• [TASK TO CARRY OUT]: Wherever "private" appears in a line, list that line.
···
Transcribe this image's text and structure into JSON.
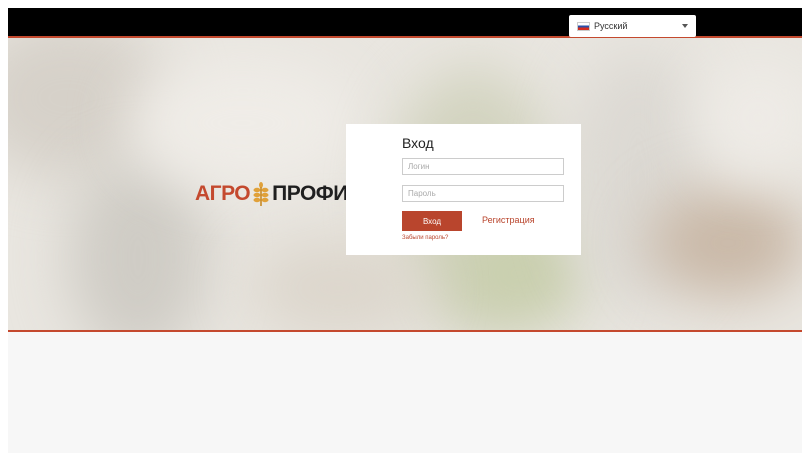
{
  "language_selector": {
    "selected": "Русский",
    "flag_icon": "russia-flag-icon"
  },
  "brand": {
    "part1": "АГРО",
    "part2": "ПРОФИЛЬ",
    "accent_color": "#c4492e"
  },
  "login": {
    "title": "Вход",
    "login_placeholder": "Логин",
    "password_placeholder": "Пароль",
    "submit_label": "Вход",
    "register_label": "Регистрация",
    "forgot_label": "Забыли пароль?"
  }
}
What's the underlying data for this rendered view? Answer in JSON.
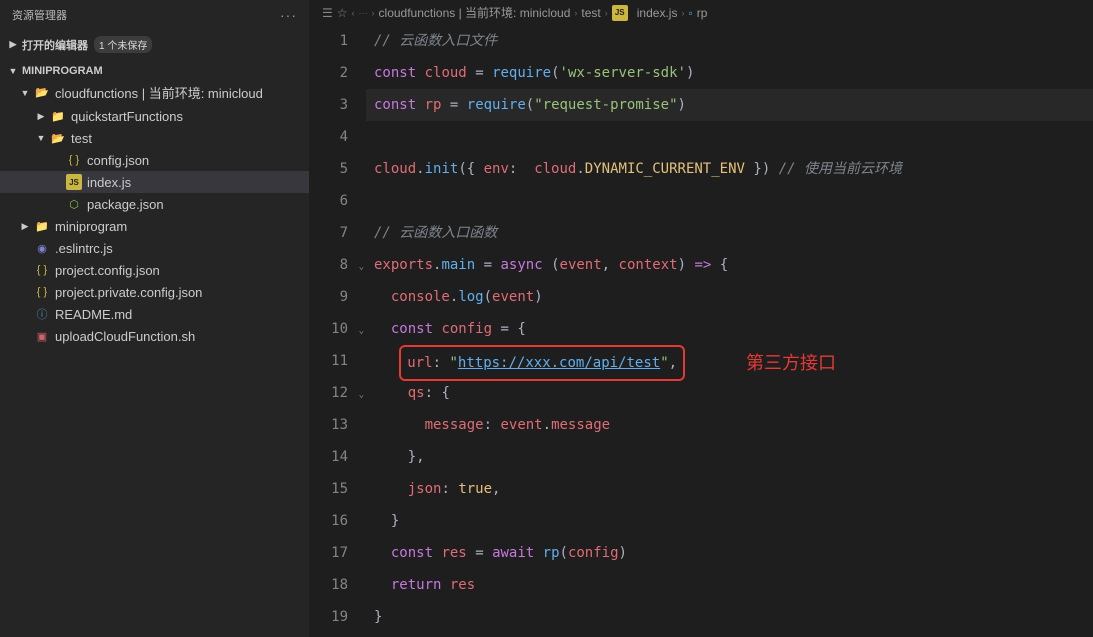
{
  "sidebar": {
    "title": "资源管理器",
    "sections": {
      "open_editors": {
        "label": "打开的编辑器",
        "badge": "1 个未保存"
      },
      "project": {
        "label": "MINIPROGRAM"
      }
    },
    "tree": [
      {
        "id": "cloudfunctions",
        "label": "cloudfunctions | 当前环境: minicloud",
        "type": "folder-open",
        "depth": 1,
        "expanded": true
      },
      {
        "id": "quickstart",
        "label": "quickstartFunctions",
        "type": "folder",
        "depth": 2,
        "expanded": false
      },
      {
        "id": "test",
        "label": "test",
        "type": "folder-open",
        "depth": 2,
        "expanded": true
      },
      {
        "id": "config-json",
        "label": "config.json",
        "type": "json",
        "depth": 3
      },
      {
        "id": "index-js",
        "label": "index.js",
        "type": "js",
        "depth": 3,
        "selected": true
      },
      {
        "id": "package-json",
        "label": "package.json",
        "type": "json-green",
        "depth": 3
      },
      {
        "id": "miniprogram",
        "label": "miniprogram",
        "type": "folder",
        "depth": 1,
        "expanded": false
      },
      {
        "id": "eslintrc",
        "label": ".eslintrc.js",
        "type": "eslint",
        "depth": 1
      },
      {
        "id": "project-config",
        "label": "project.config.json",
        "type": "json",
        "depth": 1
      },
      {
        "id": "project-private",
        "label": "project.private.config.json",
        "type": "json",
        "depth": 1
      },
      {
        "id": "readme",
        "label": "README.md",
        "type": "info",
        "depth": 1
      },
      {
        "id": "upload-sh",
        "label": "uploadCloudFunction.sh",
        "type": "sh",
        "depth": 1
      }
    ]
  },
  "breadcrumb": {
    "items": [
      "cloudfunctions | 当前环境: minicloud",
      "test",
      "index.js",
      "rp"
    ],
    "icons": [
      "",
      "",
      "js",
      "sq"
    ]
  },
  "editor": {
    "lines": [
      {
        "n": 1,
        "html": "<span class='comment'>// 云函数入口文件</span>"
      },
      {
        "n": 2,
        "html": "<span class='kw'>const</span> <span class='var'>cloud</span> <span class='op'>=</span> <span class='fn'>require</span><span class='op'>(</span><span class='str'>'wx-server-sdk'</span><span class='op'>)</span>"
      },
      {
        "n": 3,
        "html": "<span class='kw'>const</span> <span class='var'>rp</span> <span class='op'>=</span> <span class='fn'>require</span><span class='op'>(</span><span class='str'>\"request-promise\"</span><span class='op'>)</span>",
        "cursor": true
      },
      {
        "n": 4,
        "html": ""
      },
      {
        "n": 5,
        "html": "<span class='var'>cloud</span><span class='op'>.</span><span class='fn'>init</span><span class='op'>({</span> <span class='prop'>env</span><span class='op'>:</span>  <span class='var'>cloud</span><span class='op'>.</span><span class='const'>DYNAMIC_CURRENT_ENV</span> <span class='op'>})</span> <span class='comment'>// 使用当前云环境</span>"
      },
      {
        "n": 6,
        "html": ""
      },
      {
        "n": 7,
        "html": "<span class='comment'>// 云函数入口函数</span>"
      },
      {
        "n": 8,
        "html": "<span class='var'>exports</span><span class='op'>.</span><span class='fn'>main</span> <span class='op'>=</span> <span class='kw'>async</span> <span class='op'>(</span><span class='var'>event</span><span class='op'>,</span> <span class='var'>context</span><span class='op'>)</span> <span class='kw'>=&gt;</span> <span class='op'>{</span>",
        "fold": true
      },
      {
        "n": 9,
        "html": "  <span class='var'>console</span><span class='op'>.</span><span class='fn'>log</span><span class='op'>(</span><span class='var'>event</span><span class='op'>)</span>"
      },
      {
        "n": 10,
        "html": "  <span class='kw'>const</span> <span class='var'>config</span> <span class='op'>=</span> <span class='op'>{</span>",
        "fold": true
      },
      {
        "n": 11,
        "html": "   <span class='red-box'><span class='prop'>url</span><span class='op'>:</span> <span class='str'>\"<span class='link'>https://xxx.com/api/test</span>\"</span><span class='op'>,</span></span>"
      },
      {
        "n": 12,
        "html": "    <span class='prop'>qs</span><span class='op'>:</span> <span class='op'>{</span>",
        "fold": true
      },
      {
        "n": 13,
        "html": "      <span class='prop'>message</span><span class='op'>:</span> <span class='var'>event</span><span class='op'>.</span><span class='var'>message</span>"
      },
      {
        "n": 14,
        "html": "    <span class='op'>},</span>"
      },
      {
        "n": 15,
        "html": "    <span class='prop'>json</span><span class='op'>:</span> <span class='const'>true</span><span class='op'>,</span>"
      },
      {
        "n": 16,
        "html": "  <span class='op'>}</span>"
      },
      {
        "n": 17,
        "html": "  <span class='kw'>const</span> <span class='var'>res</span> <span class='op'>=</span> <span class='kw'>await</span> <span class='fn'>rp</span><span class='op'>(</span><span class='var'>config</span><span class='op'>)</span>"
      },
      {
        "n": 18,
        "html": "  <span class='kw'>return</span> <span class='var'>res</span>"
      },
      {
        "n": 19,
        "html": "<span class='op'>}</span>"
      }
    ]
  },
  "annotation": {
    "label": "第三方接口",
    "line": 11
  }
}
···
• [RESULT OF THIS TASK]:
        "id": "project-private",
        "label": "project.private.config.json",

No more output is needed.